#### DATA SHOWN
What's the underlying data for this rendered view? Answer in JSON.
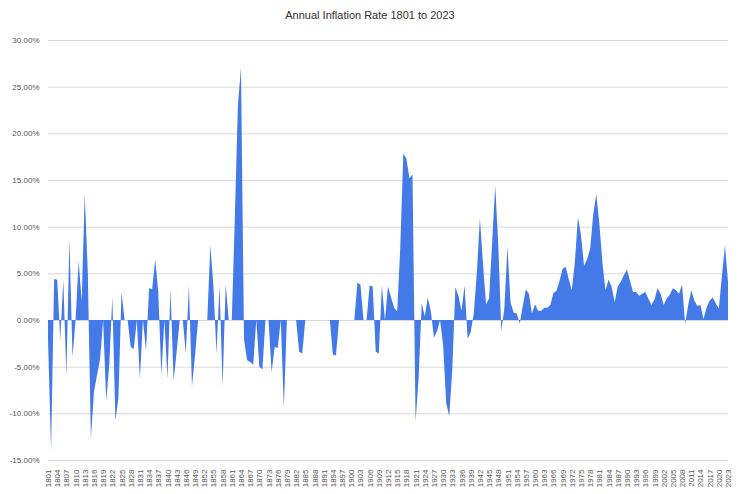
{
  "chart_data": {
    "type": "area",
    "title": "Annual Inflation Rate 1801 to 2023",
    "color": "#4479e8",
    "grid": true,
    "x": [
      1801,
      1802,
      1803,
      1804,
      1805,
      1806,
      1807,
      1808,
      1809,
      1810,
      1811,
      1812,
      1813,
      1814,
      1815,
      1816,
      1817,
      1818,
      1819,
      1820,
      1821,
      1822,
      1823,
      1824,
      1825,
      1826,
      1827,
      1828,
      1829,
      1830,
      1831,
      1832,
      1833,
      1834,
      1835,
      1836,
      1837,
      1838,
      1839,
      1840,
      1841,
      1842,
      1843,
      1844,
      1845,
      1846,
      1847,
      1848,
      1849,
      1850,
      1851,
      1852,
      1853,
      1854,
      1855,
      1856,
      1857,
      1858,
      1859,
      1860,
      1861,
      1862,
      1863,
      1864,
      1865,
      1866,
      1867,
      1868,
      1869,
      1870,
      1871,
      1872,
      1873,
      1874,
      1875,
      1876,
      1877,
      1878,
      1879,
      1880,
      1881,
      1882,
      1883,
      1884,
      1885,
      1886,
      1887,
      1888,
      1889,
      1890,
      1891,
      1892,
      1893,
      1894,
      1895,
      1896,
      1897,
      1898,
      1899,
      1900,
      1901,
      1902,
      1903,
      1904,
      1905,
      1906,
      1907,
      1908,
      1909,
      1910,
      1911,
      1912,
      1913,
      1914,
      1915,
      1916,
      1917,
      1918,
      1919,
      1920,
      1921,
      1922,
      1923,
      1924,
      1925,
      1926,
      1927,
      1928,
      1929,
      1930,
      1931,
      1932,
      1933,
      1934,
      1935,
      1936,
      1937,
      1938,
      1939,
      1940,
      1941,
      1942,
      1943,
      1944,
      1945,
      1946,
      1947,
      1948,
      1949,
      1950,
      1951,
      1952,
      1953,
      1954,
      1955,
      1956,
      1957,
      1958,
      1959,
      1960,
      1961,
      1962,
      1963,
      1964,
      1965,
      1966,
      1967,
      1968,
      1969,
      1970,
      1971,
      1972,
      1973,
      1974,
      1975,
      1976,
      1977,
      1978,
      1979,
      1980,
      1981,
      1982,
      1983,
      1984,
      1985,
      1986,
      1987,
      1988,
      1989,
      1990,
      1991,
      1992,
      1993,
      1994,
      1995,
      1996,
      1997,
      1998,
      1999,
      2000,
      2001,
      2002,
      2003,
      2004,
      2005,
      2006,
      2007,
      2008,
      2009,
      2010,
      2011,
      2012,
      2013,
      2014,
      2015,
      2016,
      2017,
      2018,
      2019,
      2020,
      2021,
      2022,
      2023
    ],
    "values": [
      -2.0,
      -14.0,
      4.4,
      4.3,
      -2.1,
      4.3,
      -6.0,
      8.7,
      -4.0,
      0.0,
      6.3,
      2.0,
      13.5,
      5.0,
      -12.7,
      -7.7,
      -5.9,
      -4.2,
      0.0,
      -8.7,
      -4.8,
      2.5,
      -10.8,
      -8.3,
      3.0,
      0.0,
      0.0,
      -2.9,
      -3.1,
      0.0,
      -6.3,
      0.0,
      -3.3,
      3.4,
      3.3,
      6.5,
      3.0,
      -5.9,
      0.0,
      -6.3,
      3.3,
      -6.5,
      -3.4,
      0.0,
      0.0,
      -3.6,
      3.7,
      -7.1,
      -3.8,
      0.0,
      0.0,
      0.0,
      0.0,
      8.0,
      3.7,
      -3.6,
      3.7,
      -7.1,
      3.8,
      0.0,
      0.0,
      11.0,
      23.0,
      27.0,
      -2.1,
      -4.3,
      -4.5,
      -4.8,
      0.0,
      -5.0,
      -5.3,
      0.0,
      0.0,
      -5.6,
      -2.9,
      -3.0,
      0.0,
      -9.4,
      0.0,
      0.0,
      0.0,
      0.0,
      -3.4,
      -3.6,
      0.0,
      0.0,
      0.0,
      0.0,
      0.0,
      0.0,
      0.0,
      0.0,
      0.0,
      -3.7,
      -3.8,
      0.0,
      0.0,
      0.0,
      0.0,
      0.0,
      0.0,
      4.0,
      3.8,
      0.0,
      0.0,
      3.7,
      3.6,
      -3.4,
      -3.6,
      3.7,
      0.0,
      3.6,
      2.4,
      1.3,
      0.9,
      7.7,
      17.8,
      17.3,
      15.2,
      15.6,
      -10.9,
      -6.2,
      1.8,
      0.4,
      2.4,
      0.9,
      -1.9,
      -1.2,
      0.0,
      -2.7,
      -8.9,
      -10.3,
      -5.2,
      3.5,
      2.6,
      1.0,
      3.7,
      -2.0,
      -1.3,
      0.7,
      5.0,
      10.9,
      6.1,
      1.7,
      2.3,
      8.3,
      14.4,
      8.1,
      -1.2,
      1.3,
      7.9,
      1.9,
      0.8,
      0.7,
      -0.4,
      1.5,
      3.3,
      2.8,
      0.7,
      1.7,
      1.0,
      1.0,
      1.3,
      1.3,
      1.6,
      2.9,
      3.1,
      4.2,
      5.5,
      5.7,
      4.4,
      3.2,
      6.2,
      11.0,
      9.1,
      5.8,
      6.5,
      7.6,
      11.3,
      13.5,
      10.3,
      6.2,
      3.2,
      4.3,
      3.6,
      1.9,
      3.6,
      4.1,
      4.8,
      5.4,
      4.2,
      3.0,
      3.0,
      2.6,
      2.8,
      3.0,
      2.3,
      1.6,
      2.2,
      3.4,
      2.8,
      1.6,
      2.3,
      2.7,
      3.4,
      3.2,
      2.8,
      3.8,
      -0.4,
      1.6,
      3.2,
      2.1,
      1.5,
      1.6,
      0.1,
      1.3,
      2.1,
      2.4,
      1.8,
      1.2,
      4.7,
      8.0,
      4.1
    ],
    "xlim": [
      1801,
      2023
    ],
    "xticks": [
      1801,
      1804,
      1807,
      1810,
      1813,
      1816,
      1819,
      1822,
      1825,
      1828,
      1831,
      1834,
      1837,
      1840,
      1843,
      1846,
      1849,
      1852,
      1855,
      1858,
      1861,
      1864,
      1867,
      1870,
      1873,
      1876,
      1879,
      1882,
      1885,
      1888,
      1891,
      1894,
      1897,
      1900,
      1903,
      1906,
      1909,
      1912,
      1915,
      1918,
      1921,
      1924,
      1927,
      1930,
      1933,
      1936,
      1939,
      1942,
      1945,
      1948,
      1951,
      1954,
      1957,
      1960,
      1963,
      1966,
      1969,
      1972,
      1975,
      1978,
      1981,
      1984,
      1987,
      1990,
      1993,
      1996,
      1999,
      2002,
      2005,
      2008,
      2011,
      2014,
      2017,
      2020,
      2023
    ],
    "ylim": [
      -15,
      30
    ],
    "yticks": [
      {
        "value": -15,
        "label": "-15.00%"
      },
      {
        "value": -10,
        "label": "-10.00%"
      },
      {
        "value": -5,
        "label": "-5.00%"
      },
      {
        "value": 0,
        "label": "0.00%"
      },
      {
        "value": 5,
        "label": "5.00%"
      },
      {
        "value": 10,
        "label": "10.00%"
      },
      {
        "value": 15,
        "label": "15.00%"
      },
      {
        "value": 20,
        "label": "20.00%"
      },
      {
        "value": 25,
        "label": "25.00%"
      },
      {
        "value": 30,
        "label": "30.00%"
      }
    ]
  }
}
########
» SHORT PROBLEM
Transcribe the whole listing exactly. Pictures are excluded.

» TASK ANSWER
What's the underlying data for this rendered view? Answer in JSON.
{
  "chart_data": {
    "type": "area",
    "title": "Annual Inflation Rate 1801 to 2023",
    "color": "#4479e8",
    "grid": true,
    "x": [
      1801,
      1802,
      1803,
      1804,
      1805,
      1806,
      1807,
      1808,
      1809,
      1810,
      1811,
      1812,
      1813,
      1814,
      1815,
      1816,
      1817,
      1818,
      1819,
      1820,
      1821,
      1822,
      1823,
      1824,
      1825,
      1826,
      1827,
      1828,
      1829,
      1830,
      1831,
      1832,
      1833,
      1834,
      1835,
      1836,
      1837,
      1838,
      1839,
      1840,
      1841,
      1842,
      1843,
      1844,
      1845,
      1846,
      1847,
      1848,
      1849,
      1850,
      1851,
      1852,
      1853,
      1854,
      1855,
      1856,
      1857,
      1858,
      1859,
      1860,
      1861,
      1862,
      1863,
      1864,
      1865,
      1866,
      1867,
      1868,
      1869,
      1870,
      1871,
      1872,
      1873,
      1874,
      1875,
      1876,
      1877,
      1878,
      1879,
      1880,
      1881,
      1882,
      1883,
      1884,
      1885,
      1886,
      1887,
      1888,
      1889,
      1890,
      1891,
      1892,
      1893,
      1894,
      1895,
      1896,
      1897,
      1898,
      1899,
      1900,
      1901,
      1902,
      1903,
      1904,
      1905,
      1906,
      1907,
      1908,
      1909,
      1910,
      1911,
      1912,
      1913,
      1914,
      1915,
      1916,
      1917,
      1918,
      1919,
      1920,
      1921,
      1922,
      1923,
      1924,
      1925,
      1926,
      1927,
      1928,
      1929,
      1930,
      1931,
      1932,
      1933,
      1934,
      1935,
      1936,
      1937,
      1938,
      1939,
      1940,
      1941,
      1942,
      1943,
      1944,
      1945,
      1946,
      1947,
      1948,
      1949,
      1950,
      1951,
      1952,
      1953,
      1954,
      1955,
      1956,
      1957,
      1958,
      1959,
      1960,
      1961,
      1962,
      1963,
      1964,
      1965,
      1966,
      1967,
      1968,
      1969,
      1970,
      1971,
      1972,
      1973,
      1974,
      1975,
      1976,
      1977,
      1978,
      1979,
      1980,
      1981,
      1982,
      1983,
      1984,
      1985,
      1986,
      1987,
      1988,
      1989,
      1990,
      1991,
      1992,
      1993,
      1994,
      1995,
      1996,
      1997,
      1998,
      1999,
      2000,
      2001,
      2002,
      2003,
      2004,
      2005,
      2006,
      2007,
      2008,
      2009,
      2010,
      2011,
      2012,
      2013,
      2014,
      2015,
      2016,
      2017,
      2018,
      2019,
      2020,
      2021,
      2022,
      2023
    ],
    "values": [
      -2.0,
      -14.0,
      4.4,
      4.3,
      -2.1,
      4.3,
      -6.0,
      8.7,
      -4.0,
      0.0,
      6.3,
      2.0,
      13.5,
      5.0,
      -12.7,
      -7.7,
      -5.9,
      -4.2,
      0.0,
      -8.7,
      -4.8,
      2.5,
      -10.8,
      -8.3,
      3.0,
      0.0,
      0.0,
      -2.9,
      -3.1,
      0.0,
      -6.3,
      0.0,
      -3.3,
      3.4,
      3.3,
      6.5,
      3.0,
      -5.9,
      0.0,
      -6.3,
      3.3,
      -6.5,
      -3.4,
      0.0,
      0.0,
      -3.6,
      3.7,
      -7.1,
      -3.8,
      0.0,
      0.0,
      0.0,
      0.0,
      8.0,
      3.7,
      -3.6,
      3.7,
      -7.1,
      3.8,
      0.0,
      0.0,
      11.0,
      23.0,
      27.0,
      -2.1,
      -4.3,
      -4.5,
      -4.8,
      0.0,
      -5.0,
      -5.3,
      0.0,
      0.0,
      -5.6,
      -2.9,
      -3.0,
      0.0,
      -9.4,
      0.0,
      0.0,
      0.0,
      0.0,
      -3.4,
      -3.6,
      0.0,
      0.0,
      0.0,
      0.0,
      0.0,
      0.0,
      0.0,
      0.0,
      0.0,
      -3.7,
      -3.8,
      0.0,
      0.0,
      0.0,
      0.0,
      0.0,
      0.0,
      4.0,
      3.8,
      0.0,
      0.0,
      3.7,
      3.6,
      -3.4,
      -3.6,
      3.7,
      0.0,
      3.6,
      2.4,
      1.3,
      0.9,
      7.7,
      17.8,
      17.3,
      15.2,
      15.6,
      -10.9,
      -6.2,
      1.8,
      0.4,
      2.4,
      0.9,
      -1.9,
      -1.2,
      0.0,
      -2.7,
      -8.9,
      -10.3,
      -5.2,
      3.5,
      2.6,
      1.0,
      3.7,
      -2.0,
      -1.3,
      0.7,
      5.0,
      10.9,
      6.1,
      1.7,
      2.3,
      8.3,
      14.4,
      8.1,
      -1.2,
      1.3,
      7.9,
      1.9,
      0.8,
      0.7,
      -0.4,
      1.5,
      3.3,
      2.8,
      0.7,
      1.7,
      1.0,
      1.0,
      1.3,
      1.3,
      1.6,
      2.9,
      3.1,
      4.2,
      5.5,
      5.7,
      4.4,
      3.2,
      6.2,
      11.0,
      9.1,
      5.8,
      6.5,
      7.6,
      11.3,
      13.5,
      10.3,
      6.2,
      3.2,
      4.3,
      3.6,
      1.9,
      3.6,
      4.1,
      4.8,
      5.4,
      4.2,
      3.0,
      3.0,
      2.6,
      2.8,
      3.0,
      2.3,
      1.6,
      2.2,
      3.4,
      2.8,
      1.6,
      2.3,
      2.7,
      3.4,
      3.2,
      2.8,
      3.8,
      -0.4,
      1.6,
      3.2,
      2.1,
      1.5,
      1.6,
      0.1,
      1.3,
      2.1,
      2.4,
      1.8,
      1.2,
      4.7,
      8.0,
      4.1
    ],
    "xlim": [
      1801,
      2023
    ],
    "xticks": [
      1801,
      1804,
      1807,
      1810,
      1813,
      1816,
      1819,
      1822,
      1825,
      1828,
      1831,
      1834,
      1837,
      1840,
      1843,
      1846,
      1849,
      1852,
      1855,
      1858,
      1861,
      1864,
      1867,
      1870,
      1873,
      1876,
      1879,
      1882,
      1885,
      1888,
      1891,
      1894,
      1897,
      1900,
      1903,
      1906,
      1909,
      1912,
      1915,
      1918,
      1921,
      1924,
      1927,
      1930,
      1933,
      1936,
      1939,
      1942,
      1945,
      1948,
      1951,
      1954,
      1957,
      1960,
      1963,
      1966,
      1969,
      1972,
      1975,
      1978,
      1981,
      1984,
      1987,
      1990,
      1993,
      1996,
      1999,
      2002,
      2005,
      2008,
      2011,
      2014,
      2017,
      2020,
      2023
    ],
    "ylim": [
      -15,
      30
    ],
    "yticks": [
      {
        "value": -15,
        "label": "-15.00%"
      },
      {
        "value": -10,
        "label": "-10.00%"
      },
      {
        "value": -5,
        "label": "-5.00%"
      },
      {
        "value": 0,
        "label": "0.00%"
      },
      {
        "value": 5,
        "label": "5.00%"
      },
      {
        "value": 10,
        "label": "10.00%"
      },
      {
        "value": 15,
        "label": "15.00%"
      },
      {
        "value": 20,
        "label": "20.00%"
      },
      {
        "value": 25,
        "label": "25.00%"
      },
      {
        "value": 30,
        "label": "30.00%"
      }
    ]
  }
}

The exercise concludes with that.